• Listed records:
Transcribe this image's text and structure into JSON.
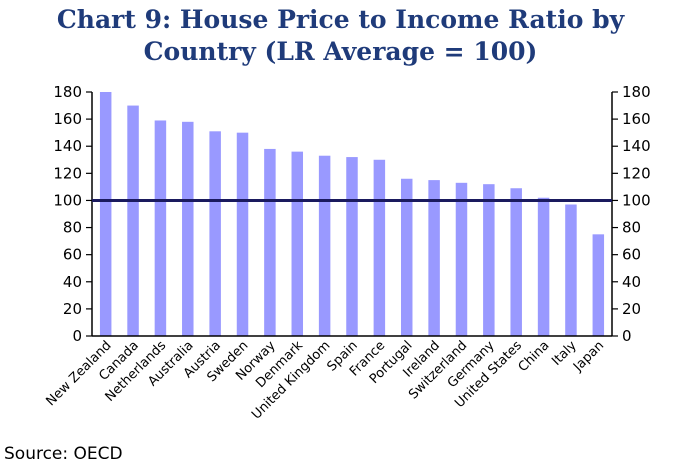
{
  "chart_data": {
    "type": "bar",
    "title": "Chart 9: House Price to Income Ratio by Country (LR Average = 100)",
    "xlabel": "",
    "ylabel": "",
    "categories": [
      "New Zealand",
      "Canada",
      "Netherlands",
      "Australia",
      "Austria",
      "Sweden",
      "Norway",
      "Denmark",
      "United Kingdom",
      "Spain",
      "France",
      "Portugal",
      "Ireland",
      "Switzerland",
      "Germany",
      "United States",
      "China",
      "Italy",
      "Japan"
    ],
    "values": [
      180,
      170,
      159,
      158,
      151,
      150,
      138,
      136,
      133,
      132,
      130,
      116,
      115,
      113,
      112,
      109,
      102,
      97,
      75
    ],
    "ylim": [
      0,
      180
    ],
    "yticks": [
      0,
      20,
      40,
      60,
      80,
      100,
      120,
      140,
      160,
      180
    ],
    "reference_line": 100,
    "grid": false,
    "bar_color": "#9999ff",
    "reference_line_color": "#1a1a5e"
  },
  "source": "Source: OECD"
}
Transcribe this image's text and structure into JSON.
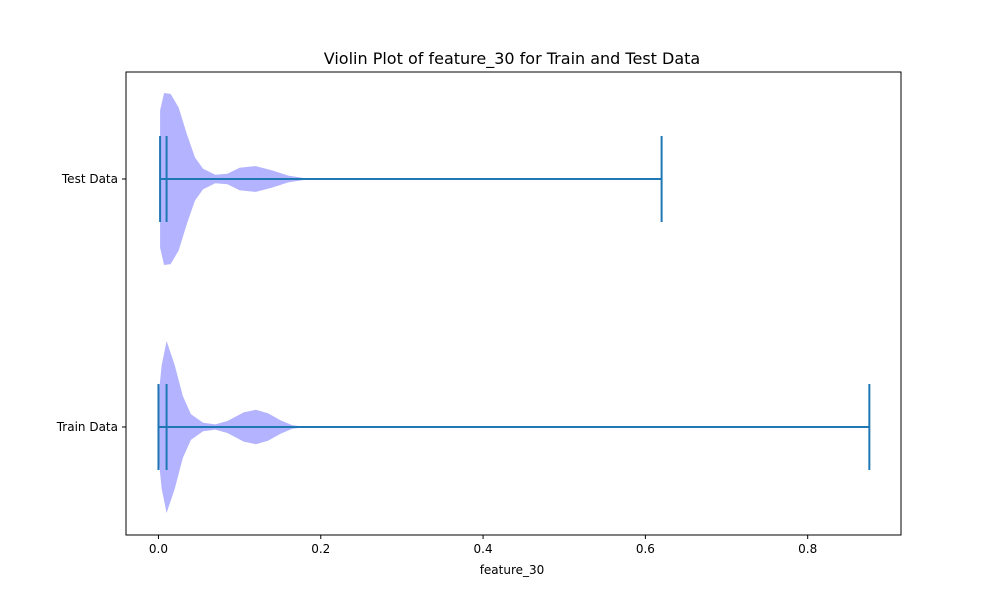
{
  "chart_data": {
    "type": "violin",
    "orientation": "horizontal",
    "title": "Violin Plot of feature_30 for Train and Test Data",
    "xlabel": "feature_30",
    "ylabel": "",
    "xlim": [
      -0.04,
      0.915
    ],
    "xticks": [
      0.0,
      0.2,
      0.4,
      0.6,
      0.8
    ],
    "xtick_labels": [
      "0.0",
      "0.2",
      "0.4",
      "0.6",
      "0.8"
    ],
    "categories": [
      "Train Data",
      "Test Data"
    ],
    "series": [
      {
        "category": "Train Data",
        "min": 0.0,
        "max": 0.876,
        "median": 0.01,
        "density": [
          [
            0.0,
            0.35
          ],
          [
            0.004,
            0.72
          ],
          [
            0.01,
            1.0
          ],
          [
            0.02,
            0.72
          ],
          [
            0.03,
            0.36
          ],
          [
            0.04,
            0.15
          ],
          [
            0.055,
            0.05
          ],
          [
            0.07,
            0.03
          ],
          [
            0.085,
            0.07
          ],
          [
            0.105,
            0.17
          ],
          [
            0.12,
            0.2
          ],
          [
            0.135,
            0.16
          ],
          [
            0.15,
            0.08
          ],
          [
            0.165,
            0.02
          ],
          [
            0.18,
            0.004
          ],
          [
            0.2,
            0.001
          ],
          [
            0.876,
            0.0
          ]
        ]
      },
      {
        "category": "Test Data",
        "min": 0.002,
        "max": 0.62,
        "median": 0.01,
        "density": [
          [
            0.002,
            0.8
          ],
          [
            0.007,
            1.0
          ],
          [
            0.015,
            0.99
          ],
          [
            0.025,
            0.83
          ],
          [
            0.035,
            0.52
          ],
          [
            0.045,
            0.25
          ],
          [
            0.055,
            0.12
          ],
          [
            0.07,
            0.05
          ],
          [
            0.085,
            0.06
          ],
          [
            0.1,
            0.13
          ],
          [
            0.12,
            0.15
          ],
          [
            0.14,
            0.1
          ],
          [
            0.16,
            0.04
          ],
          [
            0.18,
            0.01
          ],
          [
            0.2,
            0.002
          ],
          [
            0.22,
            0.0
          ],
          [
            0.62,
            0.0
          ]
        ]
      }
    ],
    "fill_color": "#b3b3ff",
    "line_color": "#1f77b4",
    "grid": false,
    "legend": "none"
  }
}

• What to produce: Every record gets retyped exactly; no picture goes into the copy.

• Response for this exercise:
Transcribe this image's text and structure into JSON.
{
  "chart_data": {
    "type": "bar",
    "title": "Chart 9: House Price to Income Ratio by Country (LR Average = 100)",
    "xlabel": "",
    "ylabel": "",
    "categories": [
      "New Zealand",
      "Canada",
      "Netherlands",
      "Australia",
      "Austria",
      "Sweden",
      "Norway",
      "Denmark",
      "United Kingdom",
      "Spain",
      "France",
      "Portugal",
      "Ireland",
      "Switzerland",
      "Germany",
      "United States",
      "China",
      "Italy",
      "Japan"
    ],
    "values": [
      180,
      170,
      159,
      158,
      151,
      150,
      138,
      136,
      133,
      132,
      130,
      116,
      115,
      113,
      112,
      109,
      102,
      97,
      75
    ],
    "ylim": [
      0,
      180
    ],
    "yticks": [
      0,
      20,
      40,
      60,
      80,
      100,
      120,
      140,
      160,
      180
    ],
    "reference_line": 100,
    "grid": false,
    "bar_color": "#9999ff",
    "reference_line_color": "#1a1a5e"
  },
  "source": "Source: OECD"
}
Transcribe this image's text and structure into JSON.
{
  "chart_data": {
    "type": "violin",
    "orientation": "horizontal",
    "title": "Violin Plot of feature_30 for Train and Test Data",
    "xlabel": "feature_30",
    "ylabel": "",
    "xlim": [
      -0.04,
      0.915
    ],
    "xticks": [
      0.0,
      0.2,
      0.4,
      0.6,
      0.8
    ],
    "xtick_labels": [
      "0.0",
      "0.2",
      "0.4",
      "0.6",
      "0.8"
    ],
    "categories": [
      "Train Data",
      "Test Data"
    ],
    "series": [
      {
        "category": "Train Data",
        "min": 0.0,
        "max": 0.876,
        "median": 0.01,
        "density": [
          [
            0.0,
            0.35
          ],
          [
            0.004,
            0.72
          ],
          [
            0.01,
            1.0
          ],
          [
            0.02,
            0.72
          ],
          [
            0.03,
            0.36
          ],
          [
            0.04,
            0.15
          ],
          [
            0.055,
            0.05
          ],
          [
            0.07,
            0.03
          ],
          [
            0.085,
            0.07
          ],
          [
            0.105,
            0.17
          ],
          [
            0.12,
            0.2
          ],
          [
            0.135,
            0.16
          ],
          [
            0.15,
            0.08
          ],
          [
            0.165,
            0.02
          ],
          [
            0.18,
            0.004
          ],
          [
            0.2,
            0.001
          ],
          [
            0.876,
            0.0
          ]
        ]
      },
      {
        "category": "Test Data",
        "min": 0.002,
        "max": 0.62,
        "median": 0.01,
        "density": [
          [
            0.002,
            0.8
          ],
          [
            0.007,
            1.0
          ],
          [
            0.015,
            0.99
          ],
          [
            0.025,
            0.83
          ],
          [
            0.035,
            0.52
          ],
          [
            0.045,
            0.25
          ],
          [
            0.055,
            0.12
          ],
          [
            0.07,
            0.05
          ],
          [
            0.085,
            0.06
          ],
          [
            0.1,
            0.13
          ],
          [
            0.12,
            0.15
          ],
          [
            0.14,
            0.1
          ],
          [
            0.16,
            0.04
          ],
          [
            0.18,
            0.01
          ],
          [
            0.2,
            0.002
          ],
          [
            0.22,
            0.0
          ],
          [
            0.62,
            0.0
          ]
        ]
      }
    ],
    "fill_color": "#b3b3ff",
    "line_color": "#1f77b4",
    "grid": false,
    "legend": "none"
  }
}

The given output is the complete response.